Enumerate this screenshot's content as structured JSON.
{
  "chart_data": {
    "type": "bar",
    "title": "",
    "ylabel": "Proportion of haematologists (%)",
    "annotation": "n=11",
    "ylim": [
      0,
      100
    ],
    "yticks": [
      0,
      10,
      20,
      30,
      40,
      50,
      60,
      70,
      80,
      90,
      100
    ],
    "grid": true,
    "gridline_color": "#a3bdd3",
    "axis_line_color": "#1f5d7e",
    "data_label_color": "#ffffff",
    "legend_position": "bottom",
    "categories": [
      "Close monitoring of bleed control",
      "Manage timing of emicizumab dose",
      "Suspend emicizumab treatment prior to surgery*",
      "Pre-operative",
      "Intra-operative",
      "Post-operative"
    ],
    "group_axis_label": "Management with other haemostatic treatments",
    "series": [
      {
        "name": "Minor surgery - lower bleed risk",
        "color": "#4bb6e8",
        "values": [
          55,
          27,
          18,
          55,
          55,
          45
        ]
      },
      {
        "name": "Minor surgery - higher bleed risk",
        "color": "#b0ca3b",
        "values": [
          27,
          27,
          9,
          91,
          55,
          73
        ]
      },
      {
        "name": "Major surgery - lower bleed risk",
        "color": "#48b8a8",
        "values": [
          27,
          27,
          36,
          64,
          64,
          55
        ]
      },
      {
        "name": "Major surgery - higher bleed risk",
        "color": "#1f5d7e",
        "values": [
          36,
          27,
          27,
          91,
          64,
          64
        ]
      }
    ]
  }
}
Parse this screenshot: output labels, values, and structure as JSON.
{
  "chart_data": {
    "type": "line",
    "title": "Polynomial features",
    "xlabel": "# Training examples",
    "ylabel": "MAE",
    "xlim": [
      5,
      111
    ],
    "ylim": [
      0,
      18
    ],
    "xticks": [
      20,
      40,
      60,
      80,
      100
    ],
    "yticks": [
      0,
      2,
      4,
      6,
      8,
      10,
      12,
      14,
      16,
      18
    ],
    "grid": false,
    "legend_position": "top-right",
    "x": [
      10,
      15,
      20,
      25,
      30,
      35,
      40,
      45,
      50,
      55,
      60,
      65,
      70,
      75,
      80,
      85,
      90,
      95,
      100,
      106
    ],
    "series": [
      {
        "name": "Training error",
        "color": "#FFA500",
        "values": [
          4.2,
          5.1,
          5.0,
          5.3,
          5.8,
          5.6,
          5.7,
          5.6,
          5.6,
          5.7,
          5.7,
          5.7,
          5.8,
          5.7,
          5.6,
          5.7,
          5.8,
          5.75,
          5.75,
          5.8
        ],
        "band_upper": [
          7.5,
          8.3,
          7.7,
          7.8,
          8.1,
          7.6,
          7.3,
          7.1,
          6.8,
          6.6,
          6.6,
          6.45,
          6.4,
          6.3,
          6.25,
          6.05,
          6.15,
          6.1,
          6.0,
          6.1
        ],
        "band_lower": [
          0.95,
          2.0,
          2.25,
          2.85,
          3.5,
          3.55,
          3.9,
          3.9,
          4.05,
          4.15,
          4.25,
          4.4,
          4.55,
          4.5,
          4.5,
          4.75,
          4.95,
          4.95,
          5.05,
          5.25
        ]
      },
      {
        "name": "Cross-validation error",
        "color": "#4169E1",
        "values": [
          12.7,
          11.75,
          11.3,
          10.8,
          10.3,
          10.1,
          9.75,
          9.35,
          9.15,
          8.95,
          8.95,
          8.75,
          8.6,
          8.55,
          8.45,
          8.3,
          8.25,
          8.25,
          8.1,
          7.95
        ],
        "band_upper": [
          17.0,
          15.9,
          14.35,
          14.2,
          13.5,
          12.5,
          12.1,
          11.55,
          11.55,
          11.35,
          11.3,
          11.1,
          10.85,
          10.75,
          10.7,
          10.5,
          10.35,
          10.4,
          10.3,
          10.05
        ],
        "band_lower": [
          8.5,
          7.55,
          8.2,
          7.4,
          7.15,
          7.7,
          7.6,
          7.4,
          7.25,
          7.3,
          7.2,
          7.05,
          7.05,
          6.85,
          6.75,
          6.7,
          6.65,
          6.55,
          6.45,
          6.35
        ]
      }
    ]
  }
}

- Problem to work on -
Copy the material above back out, exactly as written.

- Exercise response -
Enumerate this screenshot's content as structured JSON.
{
  "chart_data": {
    "type": "bar",
    "title": "",
    "ylabel": "Proportion of haematologists (%)",
    "annotation": "n=11",
    "ylim": [
      0,
      100
    ],
    "yticks": [
      0,
      10,
      20,
      30,
      40,
      50,
      60,
      70,
      80,
      90,
      100
    ],
    "grid": true,
    "gridline_color": "#a3bdd3",
    "axis_line_color": "#1f5d7e",
    "data_label_color": "#ffffff",
    "legend_position": "bottom",
    "categories": [
      "Close monitoring of bleed control",
      "Manage timing of emicizumab dose",
      "Suspend emicizumab treatment prior to surgery*",
      "Pre-operative",
      "Intra-operative",
      "Post-operative"
    ],
    "group_axis_label": "Management with other haemostatic treatments",
    "series": [
      {
        "name": "Minor surgery - lower bleed risk",
        "color": "#4bb6e8",
        "values": [
          55,
          27,
          18,
          55,
          55,
          45
        ]
      },
      {
        "name": "Minor surgery - higher bleed risk",
        "color": "#b0ca3b",
        "values": [
          27,
          27,
          9,
          91,
          55,
          73
        ]
      },
      {
        "name": "Major surgery - lower bleed risk",
        "color": "#48b8a8",
        "values": [
          27,
          27,
          36,
          64,
          64,
          55
        ]
      },
      {
        "name": "Major surgery - higher bleed risk",
        "color": "#1f5d7e",
        "values": [
          36,
          27,
          27,
          91,
          64,
          64
        ]
      }
    ]
  }
}
Parse this screenshot: output labels, values, and structure as JSON.
{
  "chart_data": {
    "type": "line",
    "title": "Polynomial features",
    "xlabel": "# Training examples",
    "ylabel": "MAE",
    "xlim": [
      5,
      111
    ],
    "ylim": [
      0,
      18
    ],
    "xticks": [
      20,
      40,
      60,
      80,
      100
    ],
    "yticks": [
      0,
      2,
      4,
      6,
      8,
      10,
      12,
      14,
      16,
      18
    ],
    "grid": false,
    "legend_position": "top-right",
    "x": [
      10,
      15,
      20,
      25,
      30,
      35,
      40,
      45,
      50,
      55,
      60,
      65,
      70,
      75,
      80,
      85,
      90,
      95,
      100,
      106
    ],
    "series": [
      {
        "name": "Training error",
        "color": "#FFA500",
        "values": [
          4.2,
          5.1,
          5.0,
          5.3,
          5.8,
          5.6,
          5.7,
          5.6,
          5.6,
          5.7,
          5.7,
          5.7,
          5.8,
          5.7,
          5.6,
          5.7,
          5.8,
          5.75,
          5.75,
          5.8
        ],
        "band_upper": [
          7.5,
          8.3,
          7.7,
          7.8,
          8.1,
          7.6,
          7.3,
          7.1,
          6.8,
          6.6,
          6.6,
          6.45,
          6.4,
          6.3,
          6.25,
          6.05,
          6.15,
          6.1,
          6.0,
          6.1
        ],
        "band_lower": [
          0.95,
          2.0,
          2.25,
          2.85,
          3.5,
          3.55,
          3.9,
          3.9,
          4.05,
          4.15,
          4.25,
          4.4,
          4.55,
          4.5,
          4.5,
          4.75,
          4.95,
          4.95,
          5.05,
          5.25
        ]
      },
      {
        "name": "Cross-validation error",
        "color": "#4169E1",
        "values": [
          12.7,
          11.75,
          11.3,
          10.8,
          10.3,
          10.1,
          9.75,
          9.35,
          9.15,
          8.95,
          8.95,
          8.75,
          8.6,
          8.55,
          8.45,
          8.3,
          8.25,
          8.25,
          8.1,
          7.95
        ],
        "band_upper": [
          17.0,
          15.9,
          14.35,
          14.2,
          13.5,
          12.5,
          12.1,
          11.55,
          11.55,
          11.35,
          11.3,
          11.1,
          10.85,
          10.75,
          10.7,
          10.5,
          10.35,
          10.4,
          10.3,
          10.05
        ],
        "band_lower": [
          8.5,
          7.55,
          8.2,
          7.4,
          7.15,
          7.7,
          7.6,
          7.4,
          7.25,
          7.3,
          7.2,
          7.05,
          7.05,
          6.85,
          6.75,
          6.7,
          6.65,
          6.55,
          6.45,
          6.35
        ]
      }
    ]
  }
}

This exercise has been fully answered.